━━━ ENTRIES SUPPLIED

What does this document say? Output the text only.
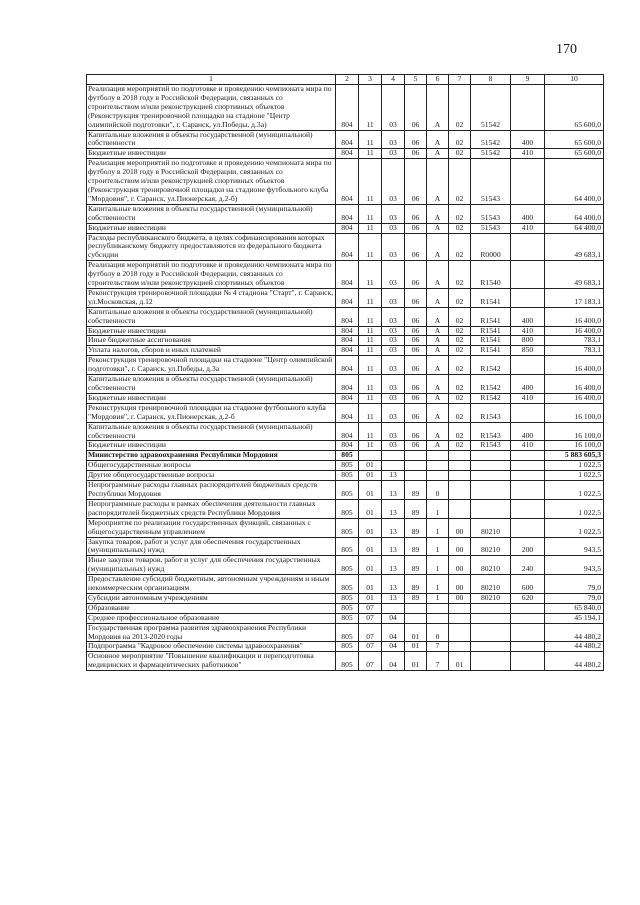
170
1	2	3	4	5	6	7	8	9	10
Реализация мероприятий по подготовке и проведению чемпионата мира по футболу в 2018 году в Российской Федерации, связанных со строительством и/или реконструкцией спортивных объектов (Реконструкция тренировочной площадки на стадионе "Центр олимпийской подготовки", г. Саранск, ул.Победы, д.3а)	804	11	03	06	А	02	51542		65 600,0
Капитальные вложения в объекты государственной (муниципальной) собственности	804	11	03	06	А	02	51542	400	65 600,0
Бюджетные инвестиции	804	11	03	06	А	02	51542	410	65 600,0
Реализация мероприятий по подготовке и проведению чемпионата мира по футболу в 2018 году в Российской Федерации, связанных со строительством и/или реконструкцией спортивных объектов (Реконструкция тренировочной площадки на стадионе футбольного клуба "Мордовия", г. Саранск, ул.Пионерская, д.2-б)	804	11	03	06	А	02	51543		64 400,0
Капитальные вложения в объекты государственной (муниципальной) собственности	804	11	03	06	А	02	51543	400	64 400,0
Бюджетные инвестиции	804	11	03	06	А	02	51543	410	64 400,0
Расходы республиканского бюджета, в целях софинансирования которых республиканскому бюджету предоставляются из федерального бюджета субсидии	804	11	03	06	А	02	R0000		49 683,1
Реализация мероприятий по подготовке и проведению чемпионата мира по футболу в 2018 году в Российской Федерации, связанных со строительством и/или реконструкцией спортивных объектов	804	11	03	06	А	02	R1540		49 683,1
Реконструкция тренировочной площадки № 4 стадиона "Старт", г. Саранск, ул.Московская, д.12	804	11	03	06	А	02	R1541		17 183,1
Капитальные вложения в объекты государственной (муниципальной) собственности	804	11	03	06	А	02	R1541	400	16 400,0
Бюджетные инвестиции	804	11	03	06	А	02	R1541	410	16 400,0
Иные бюджетные ассигнования	804	11	03	06	А	02	R1541	800	783,1
Уплата налогов, сборов и иных платежей	804	11	03	06	А	02	R1541	850	783,1
Реконструкция тренировочной площадки на стадионе "Центр олимпийской подготовки", г. Саранск, ул.Победы, д.3а	804	11	03	06	А	02	R1542		16 400,0
Капитальные вложения в объекты государственной (муниципальной) собственности	804	11	03	06	А	02	R1542	400	16 400,0
Бюджетные инвестиции	804	11	03	06	А	02	R1542	410	16 400,0
Реконструкция тренировочной площадки на стадионе футбольного клуба "Мордовия", г. Саранск, ул.Пионерская, д.2-б	804	11	03	06	А	02	R1543		16 100,0
Капитальные вложения в объекты государственной (муниципальной) собственности	804	11	03	06	А	02	R1543	400	16 100,0
Бюджетные инвестиции	804	11	03	06	А	02	R1543	410	16 100,0
Министерство здравоохранения Республики Мордовия	805								5 883 605,3
Общегосударственные вопросы	805	01							1 022,5
Другие общегосударственные вопросы	805	01	13						1 022,5
Непрограммные расходы главных распорядителей бюджетных средств Республики Мордовия	805	01	13	89	0				1 022,5
Непрограммные расходы в рамках обеспечения деятельности главных распорядителей бюджетных средств Республики Мордовия	805	01	13	89	1				1 022,5
Мероприятия по реализации государственных функций, связанных с общегосударственным управлением	805	01	13	89	1	00	80210		1 022,5
Закупка товаров, работ и услуг для обеспечения государственных (муниципальных) нужд	805	01	13	89	1	00	80210	200	943,5
Иные закупки товаров, работ и услуг для обеспечения государственных (муниципальных) нужд	805	01	13	89	1	00	80210	240	943,5
Предоставление субсидий бюджетным, автономным учреждениям и иным некоммерческим организациям	805	01	13	89	1	00	80210	600	79,0
Субсидии автономным учреждениям	805	01	13	89	1	00	80210	620	79,0
Образование	805	07							65 840,0
Среднее профессиональное образование	805	07	04						45 194,1
Государственная программа развития здравоохранения Республики Мордовия на 2013-2020 годы	805	07	04	01	0				44 480,2
Подпрограмма "Кадровое обеспечение системы здравоохранения"	805	07	04	01	7				44 480,2
Основное мероприятие "Повышение квалификации и переподготовка медицинских и фармацевтических работников"	805	07	04	01	7	01			44 480,2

━━━━━━

Copy every entry word for word, but omit the pictures.

What does this document say? Output the text only.
170
1	2	3	4	5	6	7	8	9	10
Реализация мероприятий по подготовке и проведению чемпионата мира по футболу в 2018 году в Российской Федерации, связанных со строительством и/или реконструкцией спортивных объектов (Реконструкция тренировочной площадки на стадионе "Центр олимпийской подготовки", г. Саранск, ул.Победы, д.3а)	804	11	03	06	А	02	51542		65 600,0
Капитальные вложения в объекты государственной (муниципальной) собственности	804	11	03	06	А	02	51542	400	65 600,0
Бюджетные инвестиции	804	11	03	06	А	02	51542	410	65 600,0
Реализация мероприятий по подготовке и проведению чемпионата мира по футболу в 2018 году в Российской Федерации, связанных со строительством и/или реконструкцией спортивных объектов (Реконструкция тренировочной площадки на стадионе футбольного клуба "Мордовия", г. Саранск, ул.Пионерская, д.2-б)	804	11	03	06	А	02	51543		64 400,0
Капитальные вложения в объекты государственной (муниципальной) собственности	804	11	03	06	А	02	51543	400	64 400,0
Бюджетные инвестиции	804	11	03	06	А	02	51543	410	64 400,0
Расходы республиканского бюджета, в целях софинансирования которых республиканскому бюджету предоставляются из федерального бюджета субсидии	804	11	03	06	А	02	R0000		49 683,1
Реализация мероприятий по подготовке и проведению чемпионата мира по футболу в 2018 году в Российской Федерации, связанных со строительством и/или реконструкцией спортивных объектов	804	11	03	06	А	02	R1540		49 683,1
Реконструкция тренировочной площадки № 4 стадиона "Старт", г. Саранск, ул.Московская, д.12	804	11	03	06	А	02	R1541		17 183,1
Капитальные вложения в объекты государственной (муниципальной) собственности	804	11	03	06	А	02	R1541	400	16 400,0
Бюджетные инвестиции	804	11	03	06	А	02	R1541	410	16 400,0
Иные бюджетные ассигнования	804	11	03	06	А	02	R1541	800	783,1
Уплата налогов, сборов и иных платежей	804	11	03	06	А	02	R1541	850	783,1
Реконструкция тренировочной площадки на стадионе "Центр олимпийской подготовки", г. Саранск, ул.Победы, д.3а	804	11	03	06	А	02	R1542		16 400,0
Капитальные вложения в объекты государственной (муниципальной) собственности	804	11	03	06	А	02	R1542	400	16 400,0
Бюджетные инвестиции	804	11	03	06	А	02	R1542	410	16 400,0
Реконструкция тренировочной площадки на стадионе футбольного клуба "Мордовия", г. Саранск, ул.Пионерская, д.2-б	804	11	03	06	А	02	R1543		16 100,0
Капитальные вложения в объекты государственной (муниципальной) собственности	804	11	03	06	А	02	R1543	400	16 100,0
Бюджетные инвестиции	804	11	03	06	А	02	R1543	410	16 100,0
Министерство здравоохранения Республики Мордовия	805								5 883 605,3
Общегосударственные вопросы	805	01							1 022,5
Другие общегосударственные вопросы	805	01	13						1 022,5
Непрограммные расходы главных распорядителей бюджетных средств Республики Мордовия	805	01	13	89	0				1 022,5
Непрограммные расходы в рамках обеспечения деятельности главных распорядителей бюджетных средств Республики Мордовия	805	01	13	89	1				1 022,5
Мероприятия по реализации государственных функций, связанных с общегосударственным управлением	805	01	13	89	1	00	80210		1 022,5
Закупка товаров, работ и услуг для обеспечения государственных (муниципальных) нужд	805	01	13	89	1	00	80210	200	943,5
Иные закупки товаров, работ и услуг для обеспечения государственных (муниципальных) нужд	805	01	13	89	1	00	80210	240	943,5
Предоставление субсидий бюджетным, автономным учреждениям и иным некоммерческим организациям	805	01	13	89	1	00	80210	600	79,0
Субсидии автономным учреждениям	805	01	13	89	1	00	80210	620	79,0
Образование	805	07							65 840,0
Среднее профессиональное образование	805	07	04						45 194,1
Государственная программа развития здравоохранения Республики Мордовия на 2013-2020 годы	805	07	04	01	0				44 480,2
Подпрограмма "Кадровое обеспечение системы здравоохранения"	805	07	04	01	7				44 480,2
Основное мероприятие "Повышение квалификации и переподготовка медицинских и фармацевтических работников"	805	07	04	01	7	01			44 480,2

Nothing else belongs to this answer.